### TASK PROMPT
Lay out the records between the lines holding "Give bounding boxes" and "bar-stack <box>1056 570 1064 722</box>", inclusive, as a JSON list of strings with one string per line and blank lines omitted.

### DATASET RECORDS
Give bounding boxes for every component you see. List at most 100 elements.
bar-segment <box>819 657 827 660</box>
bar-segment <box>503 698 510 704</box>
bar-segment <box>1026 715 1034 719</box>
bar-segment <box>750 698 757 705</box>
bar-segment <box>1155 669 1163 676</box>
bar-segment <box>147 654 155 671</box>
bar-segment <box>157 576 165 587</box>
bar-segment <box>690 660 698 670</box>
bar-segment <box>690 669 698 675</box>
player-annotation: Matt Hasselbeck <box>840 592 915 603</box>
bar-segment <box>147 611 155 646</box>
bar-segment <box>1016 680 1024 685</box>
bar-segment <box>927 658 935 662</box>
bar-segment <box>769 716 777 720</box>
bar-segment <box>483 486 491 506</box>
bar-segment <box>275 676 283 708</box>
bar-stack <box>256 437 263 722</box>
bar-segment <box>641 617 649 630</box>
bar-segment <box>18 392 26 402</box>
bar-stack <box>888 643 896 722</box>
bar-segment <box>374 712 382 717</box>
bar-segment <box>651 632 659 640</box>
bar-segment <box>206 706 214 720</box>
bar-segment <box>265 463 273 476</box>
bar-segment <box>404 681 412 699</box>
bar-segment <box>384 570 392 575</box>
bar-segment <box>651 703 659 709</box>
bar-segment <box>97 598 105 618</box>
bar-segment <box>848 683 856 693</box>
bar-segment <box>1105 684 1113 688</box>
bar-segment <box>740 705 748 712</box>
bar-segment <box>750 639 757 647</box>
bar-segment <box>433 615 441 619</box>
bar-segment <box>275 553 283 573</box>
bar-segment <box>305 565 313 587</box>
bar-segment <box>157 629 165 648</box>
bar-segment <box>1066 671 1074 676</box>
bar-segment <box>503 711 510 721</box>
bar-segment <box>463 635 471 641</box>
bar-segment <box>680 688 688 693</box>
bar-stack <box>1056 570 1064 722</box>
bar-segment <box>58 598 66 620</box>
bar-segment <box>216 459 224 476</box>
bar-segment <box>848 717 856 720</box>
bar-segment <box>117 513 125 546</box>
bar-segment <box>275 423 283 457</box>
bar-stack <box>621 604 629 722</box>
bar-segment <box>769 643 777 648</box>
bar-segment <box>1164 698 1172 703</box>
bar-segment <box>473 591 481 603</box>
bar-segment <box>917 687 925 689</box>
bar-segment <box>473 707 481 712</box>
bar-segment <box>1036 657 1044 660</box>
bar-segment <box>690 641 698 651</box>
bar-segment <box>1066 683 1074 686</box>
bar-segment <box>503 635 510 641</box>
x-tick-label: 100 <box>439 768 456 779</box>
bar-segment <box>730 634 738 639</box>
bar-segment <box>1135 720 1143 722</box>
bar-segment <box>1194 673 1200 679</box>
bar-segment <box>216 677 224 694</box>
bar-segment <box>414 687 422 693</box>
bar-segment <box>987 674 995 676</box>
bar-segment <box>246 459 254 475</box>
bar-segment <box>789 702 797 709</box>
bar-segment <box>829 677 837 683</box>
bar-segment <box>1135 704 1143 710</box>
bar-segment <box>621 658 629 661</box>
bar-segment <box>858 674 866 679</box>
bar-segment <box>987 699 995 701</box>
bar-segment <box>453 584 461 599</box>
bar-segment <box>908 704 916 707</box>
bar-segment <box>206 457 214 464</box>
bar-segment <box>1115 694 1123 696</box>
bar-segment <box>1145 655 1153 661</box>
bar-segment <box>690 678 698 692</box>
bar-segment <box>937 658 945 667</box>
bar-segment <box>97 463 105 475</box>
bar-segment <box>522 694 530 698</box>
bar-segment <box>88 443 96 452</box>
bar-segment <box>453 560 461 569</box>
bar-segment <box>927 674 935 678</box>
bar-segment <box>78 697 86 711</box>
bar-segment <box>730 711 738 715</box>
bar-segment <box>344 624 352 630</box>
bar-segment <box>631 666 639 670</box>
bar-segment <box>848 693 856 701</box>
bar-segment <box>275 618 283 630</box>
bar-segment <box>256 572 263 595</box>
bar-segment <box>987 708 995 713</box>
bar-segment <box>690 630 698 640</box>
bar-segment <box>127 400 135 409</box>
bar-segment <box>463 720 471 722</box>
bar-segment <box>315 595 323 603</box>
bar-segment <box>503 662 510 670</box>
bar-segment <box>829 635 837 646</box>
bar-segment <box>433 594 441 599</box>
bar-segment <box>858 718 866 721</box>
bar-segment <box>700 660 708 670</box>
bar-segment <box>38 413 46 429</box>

--

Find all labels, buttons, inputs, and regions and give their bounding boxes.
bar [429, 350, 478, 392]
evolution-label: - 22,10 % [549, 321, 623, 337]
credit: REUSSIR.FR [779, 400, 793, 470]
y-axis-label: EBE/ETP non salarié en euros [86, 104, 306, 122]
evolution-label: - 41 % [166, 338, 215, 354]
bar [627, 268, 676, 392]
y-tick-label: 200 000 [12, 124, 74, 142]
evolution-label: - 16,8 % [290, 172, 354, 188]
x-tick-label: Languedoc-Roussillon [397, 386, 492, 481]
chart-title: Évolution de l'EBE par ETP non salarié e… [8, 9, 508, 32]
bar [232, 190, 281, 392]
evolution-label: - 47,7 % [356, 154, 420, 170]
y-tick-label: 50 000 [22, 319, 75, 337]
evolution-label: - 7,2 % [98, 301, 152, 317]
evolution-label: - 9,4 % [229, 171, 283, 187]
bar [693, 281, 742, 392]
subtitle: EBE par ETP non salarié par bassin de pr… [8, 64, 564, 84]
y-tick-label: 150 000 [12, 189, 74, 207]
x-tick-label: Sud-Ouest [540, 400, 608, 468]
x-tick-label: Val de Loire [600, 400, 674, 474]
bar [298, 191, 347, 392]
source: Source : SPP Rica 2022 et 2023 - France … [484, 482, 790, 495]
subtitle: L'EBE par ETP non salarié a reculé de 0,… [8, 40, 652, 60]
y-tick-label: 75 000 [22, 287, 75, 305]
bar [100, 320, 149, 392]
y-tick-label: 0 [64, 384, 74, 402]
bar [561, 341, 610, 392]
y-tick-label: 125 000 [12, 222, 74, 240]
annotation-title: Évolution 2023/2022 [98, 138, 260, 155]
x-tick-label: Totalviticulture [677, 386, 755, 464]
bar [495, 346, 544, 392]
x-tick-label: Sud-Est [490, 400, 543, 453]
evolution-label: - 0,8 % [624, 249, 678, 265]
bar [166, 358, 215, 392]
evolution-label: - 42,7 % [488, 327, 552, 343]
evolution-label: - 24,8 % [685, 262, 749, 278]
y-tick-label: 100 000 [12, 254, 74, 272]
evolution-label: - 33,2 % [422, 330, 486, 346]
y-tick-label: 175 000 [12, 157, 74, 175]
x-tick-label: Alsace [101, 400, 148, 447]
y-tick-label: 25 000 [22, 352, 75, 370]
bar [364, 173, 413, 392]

### RESULT OF THE TASK
[
  "Give bounding boxes for every component you see. List at most 100 elements.",
  "bar-segment <box>819 657 827 660</box>",
  "bar-segment <box>503 698 510 704</box>",
  "bar-segment <box>1026 715 1034 719</box>",
  "bar-segment <box>750 698 757 705</box>",
  "bar-segment <box>1155 669 1163 676</box>",
  "bar-segment <box>147 654 155 671</box>",
  "bar-segment <box>157 576 165 587</box>",
  "bar-segment <box>690 660 698 670</box>",
  "bar-segment <box>690 669 698 675</box>",
  "player-annotation: Matt Hasselbeck <box>840 592 915 603</box>",
  "bar-segment <box>147 611 155 646</box>",
  "bar-segment <box>1016 680 1024 685</box>",
  "bar-segment <box>927 658 935 662</box>",
  "bar-segment <box>769 716 777 720</box>",
  "bar-segment <box>483 486 491 506</box>",
  "bar-segment <box>275 676 283 708</box>",
  "bar-stack <box>256 437 263 722</box>",
  "bar-segment <box>641 617 649 630</box>",
  "bar-segment <box>18 392 26 402</box>",
  "bar-stack <box>888 643 896 722</box>",
  "bar-segment <box>374 712 382 717</box>",
  "bar-segment <box>651 632 659 640</box>",
  "bar-segment <box>206 706 214 720</box>",
  "bar-segment <box>265 463 273 476</box>",
  "bar-segment <box>404 681 412 699</box>",
  "bar-segment <box>384 570 392 575</box>",
  "bar-segment <box>651 703 659 709</box>",
  "bar-segment <box>97 598 105 618</box>",
  "bar-segment <box>848 683 856 693</box>",
  "bar-segment <box>1105 684 1113 688</box>",
  "bar-segment <box>740 705 748 712</box>",
  "bar-segment <box>750 639 757 647</box>",
  "bar-segment <box>433 615 441 619</box>",
  "bar-segment <box>275 553 283 573</box>",
  "bar-segment <box>305 565 313 587</box>",
  "bar-segment <box>157 629 165 648</box>",
  "bar-segment <box>1066 671 1074 676</box>",
  "bar-segment <box>503 711 510 721</box>",
  "bar-segment <box>463 635 471 641</box>",
  "bar-segment <box>680 688 688 693</box>",
  "bar-stack <box>1056 570 1064 722</box>"
]